SET PROBLEM:
Copy out each line exactly; pictures stay out of the copy.

━━━━━━━━━━━━━━━━

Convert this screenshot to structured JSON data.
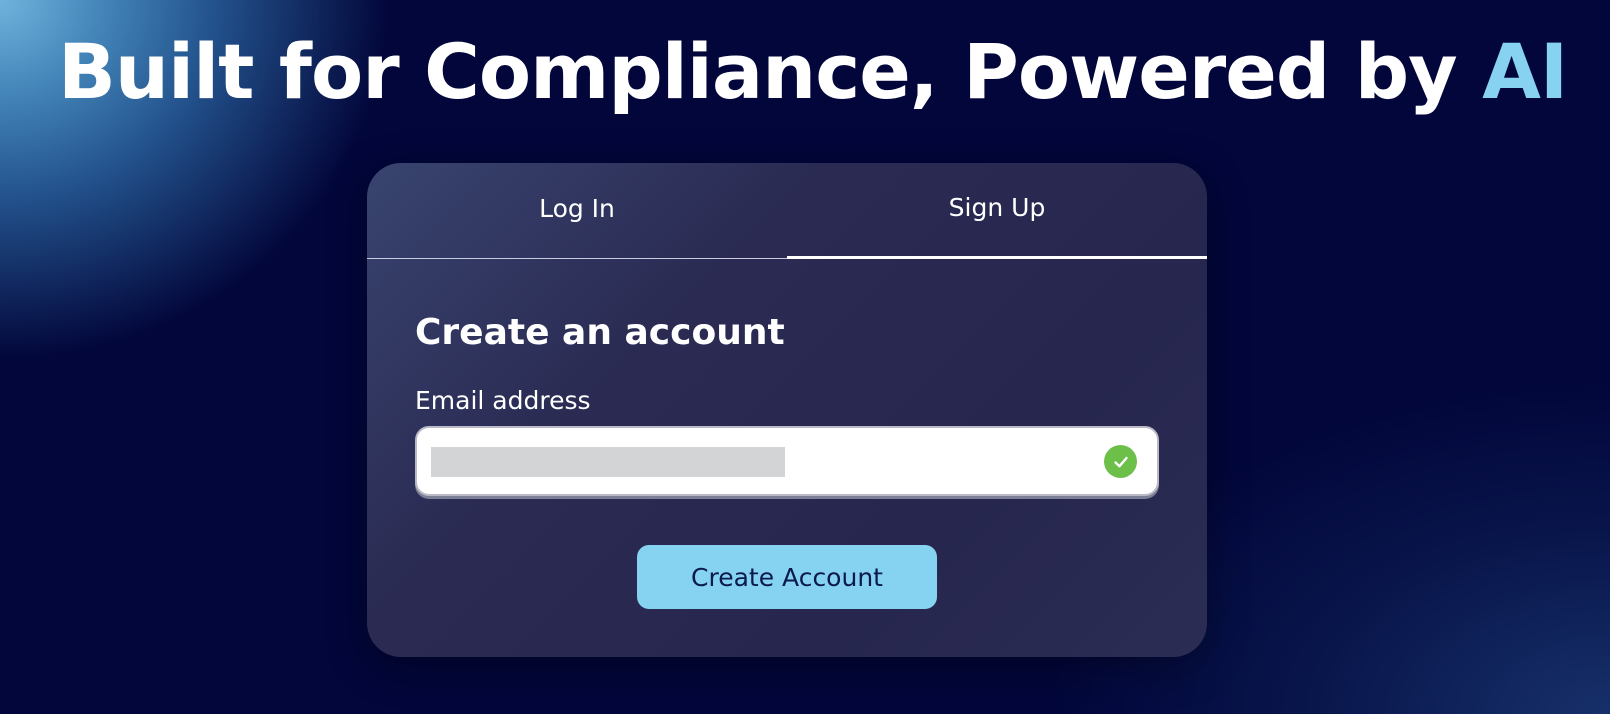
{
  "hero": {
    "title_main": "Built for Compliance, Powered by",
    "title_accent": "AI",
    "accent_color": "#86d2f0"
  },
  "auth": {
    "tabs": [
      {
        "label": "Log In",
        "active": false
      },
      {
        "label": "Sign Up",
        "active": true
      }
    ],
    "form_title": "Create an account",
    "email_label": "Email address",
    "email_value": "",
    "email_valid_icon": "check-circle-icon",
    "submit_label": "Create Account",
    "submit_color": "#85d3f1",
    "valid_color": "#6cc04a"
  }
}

━━━━━━━━━━━━━━━━

PROBLEM SOLUTION:
Convert this screenshot to structured JSON data.
{
  "hero": {
    "title_main": "Built for Compliance, Powered by",
    "title_accent": "AI",
    "accent_color": "#86d2f0"
  },
  "auth": {
    "tabs": [
      {
        "label": "Log In",
        "active": false
      },
      {
        "label": "Sign Up",
        "active": true
      }
    ],
    "form_title": "Create an account",
    "email_label": "Email address",
    "email_value": "",
    "email_valid_icon": "check-circle-icon",
    "submit_label": "Create Account",
    "submit_color": "#85d3f1",
    "valid_color": "#6cc04a"
  }
}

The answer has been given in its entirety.